*TO BE DONE*.
Count how many lines hold the word "Average" and give that number as the whole answer.

*EXTRACTED DATA*.
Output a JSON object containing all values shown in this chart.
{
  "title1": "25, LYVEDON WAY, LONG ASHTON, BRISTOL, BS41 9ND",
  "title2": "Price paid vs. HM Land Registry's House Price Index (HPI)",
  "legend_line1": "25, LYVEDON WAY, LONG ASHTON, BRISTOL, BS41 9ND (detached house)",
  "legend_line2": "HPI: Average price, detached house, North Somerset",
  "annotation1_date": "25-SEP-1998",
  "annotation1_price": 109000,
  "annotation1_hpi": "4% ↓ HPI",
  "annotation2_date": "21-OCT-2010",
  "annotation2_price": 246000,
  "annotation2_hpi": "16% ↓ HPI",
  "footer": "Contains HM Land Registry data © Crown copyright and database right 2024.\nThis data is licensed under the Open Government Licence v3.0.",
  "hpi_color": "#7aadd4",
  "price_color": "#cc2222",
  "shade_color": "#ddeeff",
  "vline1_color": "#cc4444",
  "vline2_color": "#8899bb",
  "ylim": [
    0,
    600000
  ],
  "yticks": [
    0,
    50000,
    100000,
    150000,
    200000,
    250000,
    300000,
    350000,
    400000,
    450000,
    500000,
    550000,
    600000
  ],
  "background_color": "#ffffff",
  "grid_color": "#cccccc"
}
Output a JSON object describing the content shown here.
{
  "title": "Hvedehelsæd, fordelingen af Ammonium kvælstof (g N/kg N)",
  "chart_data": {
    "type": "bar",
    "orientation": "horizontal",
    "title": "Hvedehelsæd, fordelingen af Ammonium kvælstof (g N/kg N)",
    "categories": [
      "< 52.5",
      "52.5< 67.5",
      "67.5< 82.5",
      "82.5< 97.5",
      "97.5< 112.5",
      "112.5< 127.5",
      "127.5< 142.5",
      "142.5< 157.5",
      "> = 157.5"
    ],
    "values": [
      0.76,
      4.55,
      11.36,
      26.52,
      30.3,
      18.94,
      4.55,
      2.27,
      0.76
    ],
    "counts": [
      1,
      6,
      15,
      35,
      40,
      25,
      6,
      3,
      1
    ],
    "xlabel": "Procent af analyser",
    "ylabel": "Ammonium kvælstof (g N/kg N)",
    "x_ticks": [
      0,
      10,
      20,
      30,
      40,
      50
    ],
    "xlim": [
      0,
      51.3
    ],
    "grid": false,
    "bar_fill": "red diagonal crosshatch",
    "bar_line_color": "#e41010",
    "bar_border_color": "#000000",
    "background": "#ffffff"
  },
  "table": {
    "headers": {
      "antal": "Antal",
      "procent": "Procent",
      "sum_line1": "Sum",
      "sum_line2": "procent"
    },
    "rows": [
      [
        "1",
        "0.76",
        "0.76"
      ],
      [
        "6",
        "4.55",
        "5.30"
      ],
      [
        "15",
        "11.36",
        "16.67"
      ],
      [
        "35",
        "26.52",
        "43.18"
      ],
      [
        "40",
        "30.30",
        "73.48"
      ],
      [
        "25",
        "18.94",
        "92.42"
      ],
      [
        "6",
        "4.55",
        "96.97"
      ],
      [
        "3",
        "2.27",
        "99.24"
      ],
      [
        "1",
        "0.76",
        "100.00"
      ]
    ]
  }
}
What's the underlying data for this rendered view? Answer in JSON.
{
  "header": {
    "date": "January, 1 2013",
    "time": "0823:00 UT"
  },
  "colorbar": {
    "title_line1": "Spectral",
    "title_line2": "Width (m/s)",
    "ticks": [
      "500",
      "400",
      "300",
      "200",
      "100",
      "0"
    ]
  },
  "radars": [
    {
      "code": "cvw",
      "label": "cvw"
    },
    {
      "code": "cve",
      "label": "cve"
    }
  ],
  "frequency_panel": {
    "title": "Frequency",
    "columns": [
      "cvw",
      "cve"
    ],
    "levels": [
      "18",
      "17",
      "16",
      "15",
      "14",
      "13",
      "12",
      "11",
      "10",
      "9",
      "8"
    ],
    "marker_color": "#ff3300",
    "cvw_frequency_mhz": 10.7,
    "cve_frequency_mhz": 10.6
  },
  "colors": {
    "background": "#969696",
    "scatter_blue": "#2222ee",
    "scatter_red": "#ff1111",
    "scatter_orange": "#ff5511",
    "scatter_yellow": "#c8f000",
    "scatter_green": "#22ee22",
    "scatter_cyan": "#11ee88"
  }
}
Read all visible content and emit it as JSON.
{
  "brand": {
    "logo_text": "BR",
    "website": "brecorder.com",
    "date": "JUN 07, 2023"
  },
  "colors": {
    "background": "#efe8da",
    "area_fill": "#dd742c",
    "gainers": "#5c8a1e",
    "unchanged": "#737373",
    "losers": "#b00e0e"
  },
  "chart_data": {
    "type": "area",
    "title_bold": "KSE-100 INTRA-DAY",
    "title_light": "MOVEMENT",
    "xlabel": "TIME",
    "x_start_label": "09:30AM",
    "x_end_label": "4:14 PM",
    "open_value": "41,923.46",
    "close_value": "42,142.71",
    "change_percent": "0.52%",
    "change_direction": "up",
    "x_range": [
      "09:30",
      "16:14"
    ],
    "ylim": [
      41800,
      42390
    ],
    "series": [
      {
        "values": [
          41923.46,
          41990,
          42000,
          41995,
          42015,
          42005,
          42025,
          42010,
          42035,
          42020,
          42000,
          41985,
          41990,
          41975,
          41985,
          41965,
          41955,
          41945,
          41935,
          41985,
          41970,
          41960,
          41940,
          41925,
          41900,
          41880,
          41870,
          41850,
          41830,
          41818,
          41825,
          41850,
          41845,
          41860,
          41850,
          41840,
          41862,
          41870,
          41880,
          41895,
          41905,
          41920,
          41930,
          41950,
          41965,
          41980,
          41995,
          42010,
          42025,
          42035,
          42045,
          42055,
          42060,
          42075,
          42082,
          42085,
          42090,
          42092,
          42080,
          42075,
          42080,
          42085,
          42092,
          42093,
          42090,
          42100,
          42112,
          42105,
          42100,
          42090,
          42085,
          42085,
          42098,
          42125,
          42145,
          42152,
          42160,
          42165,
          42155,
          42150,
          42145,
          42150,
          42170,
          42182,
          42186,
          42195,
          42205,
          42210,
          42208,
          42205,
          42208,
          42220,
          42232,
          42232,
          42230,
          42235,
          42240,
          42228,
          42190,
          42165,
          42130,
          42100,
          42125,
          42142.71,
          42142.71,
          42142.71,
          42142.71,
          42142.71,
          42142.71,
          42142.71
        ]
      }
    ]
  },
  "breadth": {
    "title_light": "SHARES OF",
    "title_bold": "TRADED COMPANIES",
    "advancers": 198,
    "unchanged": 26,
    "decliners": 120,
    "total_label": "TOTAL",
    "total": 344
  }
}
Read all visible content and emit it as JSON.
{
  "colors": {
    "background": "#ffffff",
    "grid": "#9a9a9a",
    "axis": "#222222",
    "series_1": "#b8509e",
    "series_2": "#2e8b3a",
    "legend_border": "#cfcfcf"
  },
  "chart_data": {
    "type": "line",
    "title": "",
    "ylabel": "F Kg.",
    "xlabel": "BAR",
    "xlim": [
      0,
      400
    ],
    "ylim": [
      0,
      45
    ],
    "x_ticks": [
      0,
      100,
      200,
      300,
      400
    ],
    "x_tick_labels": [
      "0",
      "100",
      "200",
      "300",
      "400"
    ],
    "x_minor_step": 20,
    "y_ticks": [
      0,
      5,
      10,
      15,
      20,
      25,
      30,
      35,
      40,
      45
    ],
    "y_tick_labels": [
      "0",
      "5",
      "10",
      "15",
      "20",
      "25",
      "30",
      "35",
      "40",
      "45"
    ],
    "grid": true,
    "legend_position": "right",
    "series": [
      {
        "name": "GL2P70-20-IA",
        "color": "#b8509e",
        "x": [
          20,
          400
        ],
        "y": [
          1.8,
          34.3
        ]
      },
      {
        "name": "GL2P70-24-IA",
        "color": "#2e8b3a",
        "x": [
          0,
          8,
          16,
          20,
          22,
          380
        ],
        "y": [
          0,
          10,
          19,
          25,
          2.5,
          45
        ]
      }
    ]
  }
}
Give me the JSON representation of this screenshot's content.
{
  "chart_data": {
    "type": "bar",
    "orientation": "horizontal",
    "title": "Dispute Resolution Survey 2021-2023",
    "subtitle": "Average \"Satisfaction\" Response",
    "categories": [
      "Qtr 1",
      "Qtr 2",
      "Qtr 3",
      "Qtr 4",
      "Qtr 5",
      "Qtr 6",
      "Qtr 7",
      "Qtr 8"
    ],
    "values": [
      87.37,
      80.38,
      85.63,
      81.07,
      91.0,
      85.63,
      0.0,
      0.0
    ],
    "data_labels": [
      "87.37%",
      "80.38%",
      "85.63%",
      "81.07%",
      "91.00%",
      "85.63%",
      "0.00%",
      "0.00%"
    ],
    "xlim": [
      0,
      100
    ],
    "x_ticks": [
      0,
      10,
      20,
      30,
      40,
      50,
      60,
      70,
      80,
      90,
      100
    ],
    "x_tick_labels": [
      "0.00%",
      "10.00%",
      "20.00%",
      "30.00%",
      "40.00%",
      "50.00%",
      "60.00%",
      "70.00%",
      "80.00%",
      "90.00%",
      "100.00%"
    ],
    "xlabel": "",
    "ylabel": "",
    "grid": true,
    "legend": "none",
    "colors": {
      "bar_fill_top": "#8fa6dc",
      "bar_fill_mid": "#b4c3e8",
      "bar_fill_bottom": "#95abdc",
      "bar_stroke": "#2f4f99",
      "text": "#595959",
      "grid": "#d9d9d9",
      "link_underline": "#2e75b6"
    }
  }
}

*RESULT OF THE TASK*.
2